What the exercise asks: Transcribe all the entries word for word, but omit the images.

┄┄┄┄┄┄┄┄┄┄┄┄┄┄┄┄┄┄┄┄

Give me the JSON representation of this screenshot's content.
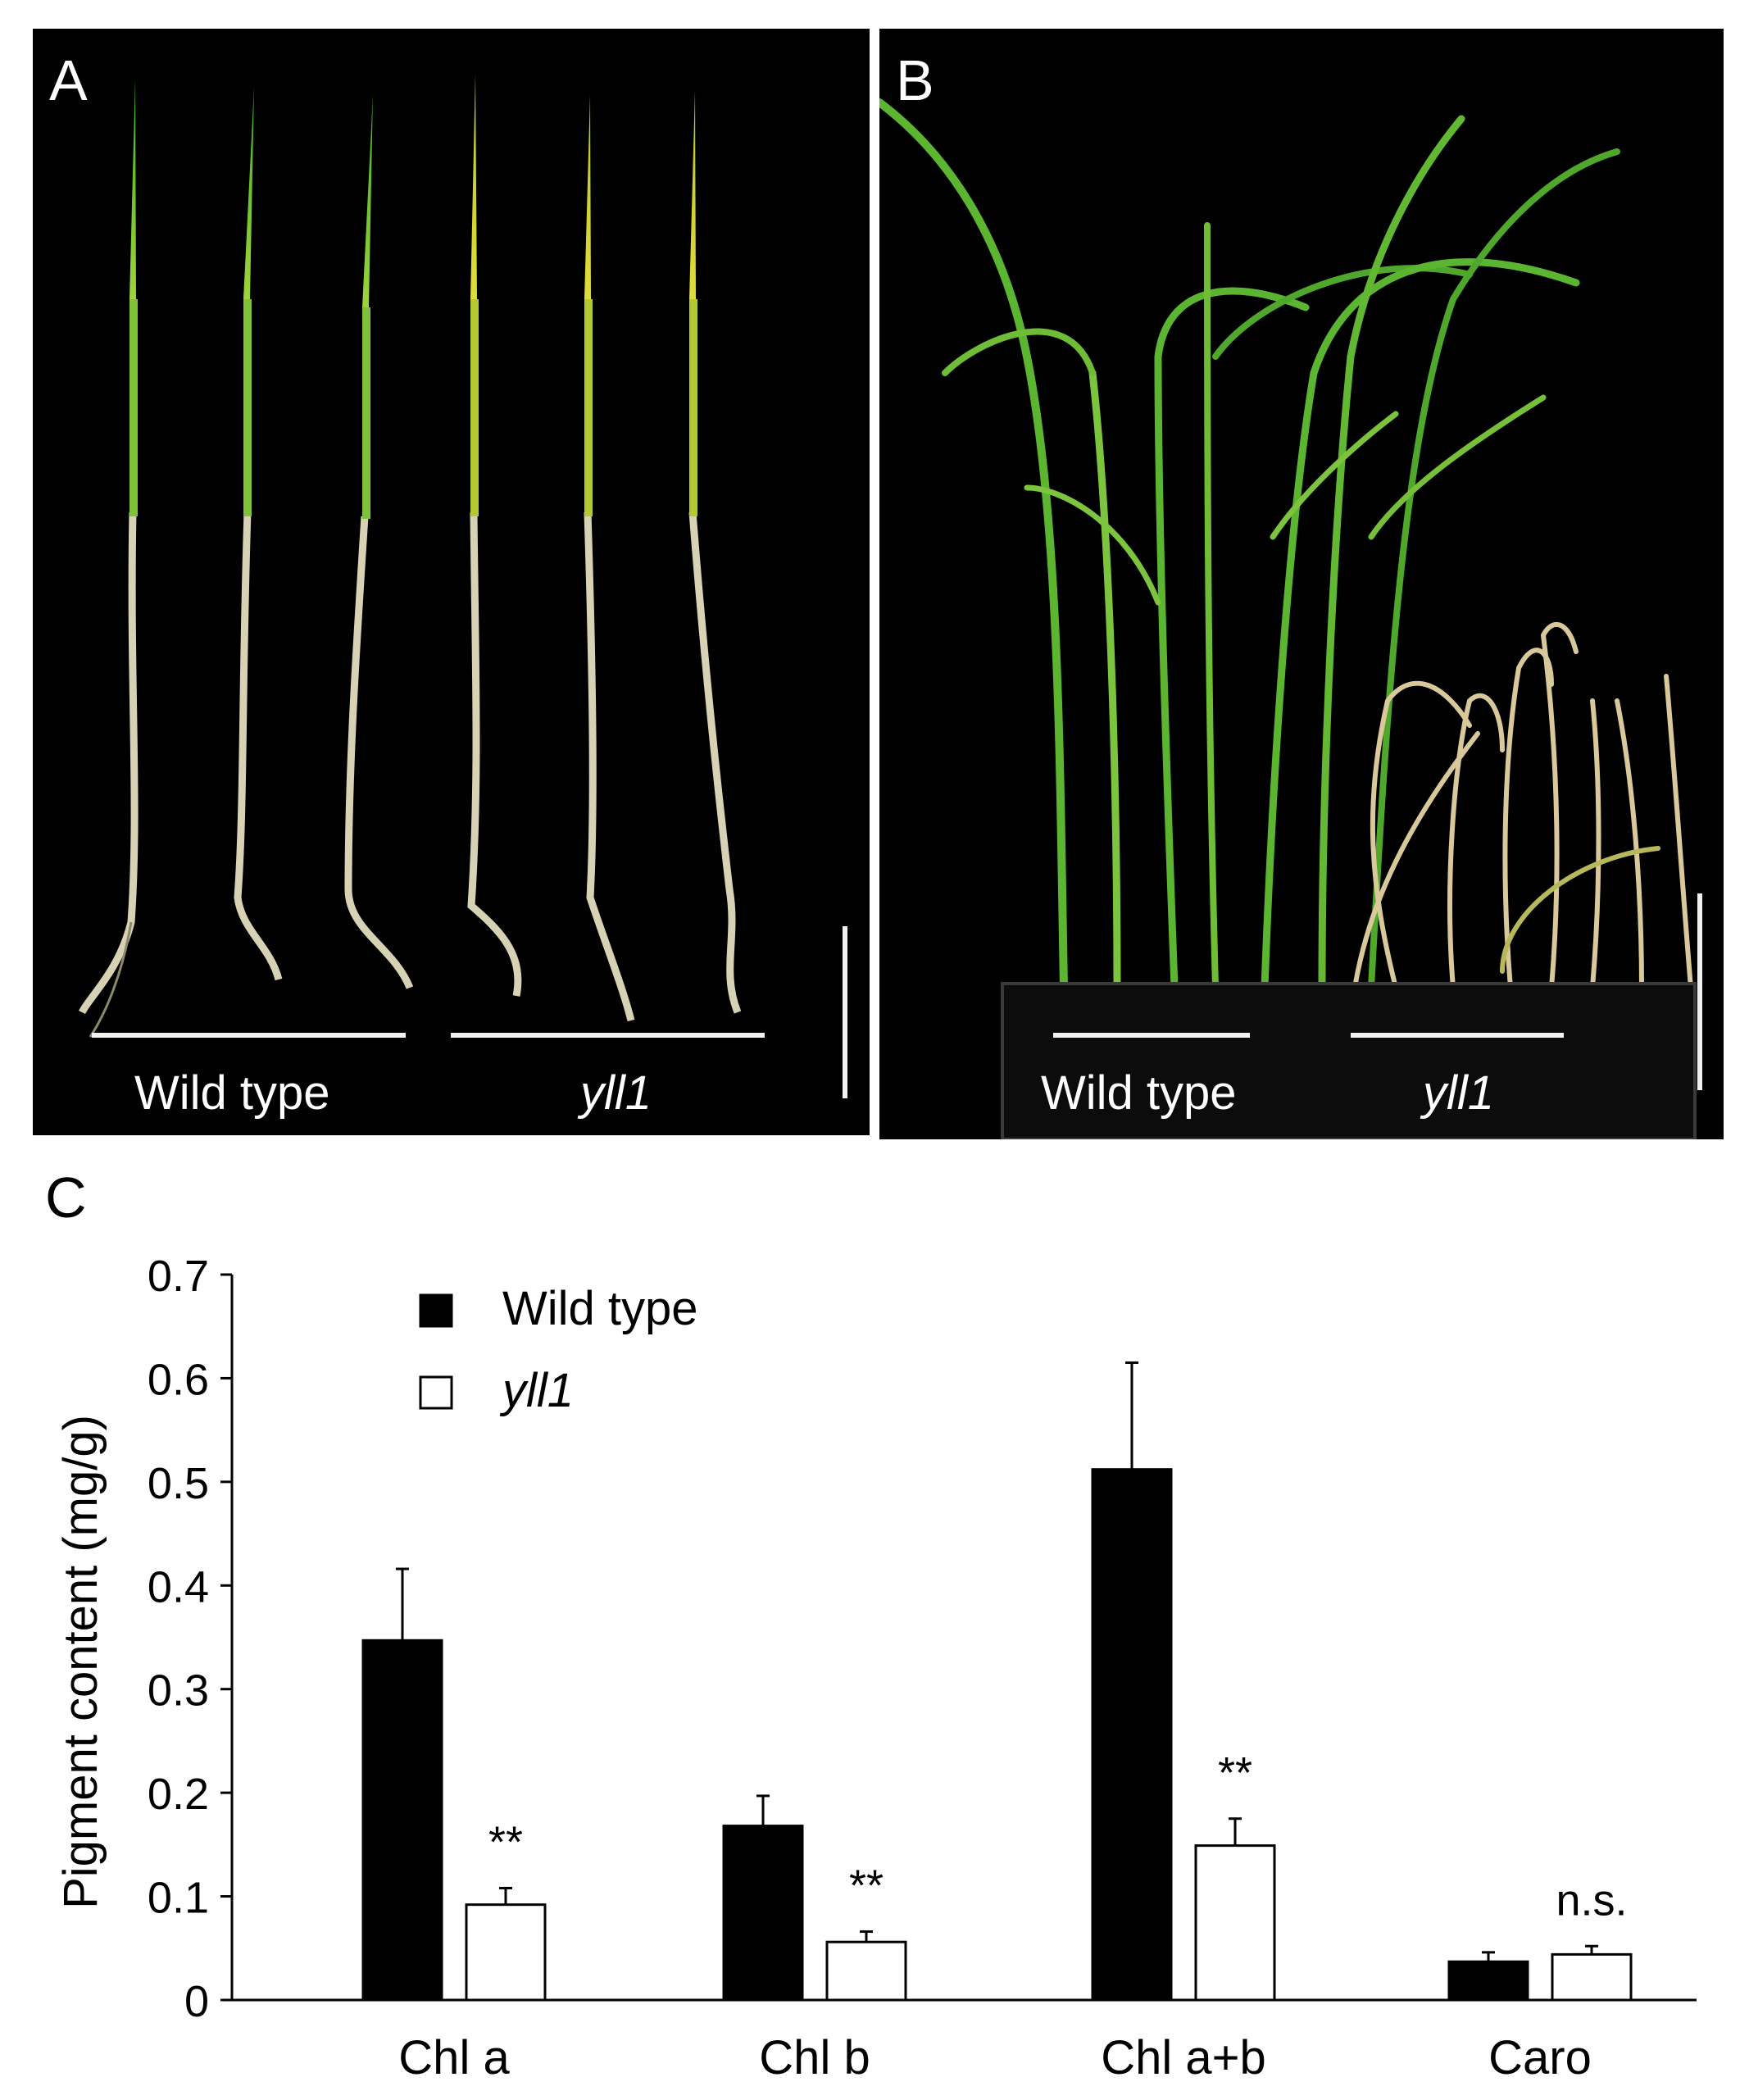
{
  "panels": {
    "A": {
      "label": "A",
      "captions": {
        "left": "Wild type",
        "right": "yll1"
      }
    },
    "B": {
      "label": "B",
      "captions": {
        "left": "Wild type",
        "right": "yll1"
      }
    }
  },
  "chart_label": "C",
  "chart_data": {
    "type": "bar",
    "categories": [
      "Chl a",
      "Chl b",
      "Chl a+b",
      "Caro"
    ],
    "series": [
      {
        "name": "Wild type",
        "values": [
          0.347,
          0.168,
          0.512,
          0.037
        ],
        "errors": [
          0.069,
          0.029,
          0.103,
          0.009
        ],
        "fill": "#000000"
      },
      {
        "name": "yll1",
        "values": [
          0.092,
          0.056,
          0.149,
          0.044
        ],
        "errors": [
          0.016,
          0.01,
          0.026,
          0.008
        ],
        "fill": "#ffffff"
      }
    ],
    "annotations": [
      "**",
      "**",
      "**",
      "n.s."
    ],
    "ylabel": "Pigment content (mg/g)",
    "ylim": [
      0,
      0.7
    ],
    "yticks": [
      "0",
      "0.1",
      "0.2",
      "0.3",
      "0.4",
      "0.5",
      "0.6",
      "0.7"
    ],
    "legend": "top-left",
    "grid": false
  }
}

┄┄┄┄┄┄┄┄┄┄┄┄┄┄┄┄┄┄┄┄

Final result:
Give me the JSON representation of this screenshot's content.
{
  "panels": {
    "A": {
      "label": "A",
      "captions": {
        "left": "Wild type",
        "right": "yll1"
      }
    },
    "B": {
      "label": "B",
      "captions": {
        "left": "Wild type",
        "right": "yll1"
      }
    }
  },
  "chart_label": "C",
  "chart_data": {
    "type": "bar",
    "categories": [
      "Chl a",
      "Chl b",
      "Chl a+b",
      "Caro"
    ],
    "series": [
      {
        "name": "Wild type",
        "values": [
          0.347,
          0.168,
          0.512,
          0.037
        ],
        "errors": [
          0.069,
          0.029,
          0.103,
          0.009
        ],
        "fill": "#000000"
      },
      {
        "name": "yll1",
        "values": [
          0.092,
          0.056,
          0.149,
          0.044
        ],
        "errors": [
          0.016,
          0.01,
          0.026,
          0.008
        ],
        "fill": "#ffffff"
      }
    ],
    "annotations": [
      "**",
      "**",
      "**",
      "n.s."
    ],
    "ylabel": "Pigment content (mg/g)",
    "ylim": [
      0,
      0.7
    ],
    "yticks": [
      "0",
      "0.1",
      "0.2",
      "0.3",
      "0.4",
      "0.5",
      "0.6",
      "0.7"
    ],
    "legend": "top-left",
    "grid": false
  }
}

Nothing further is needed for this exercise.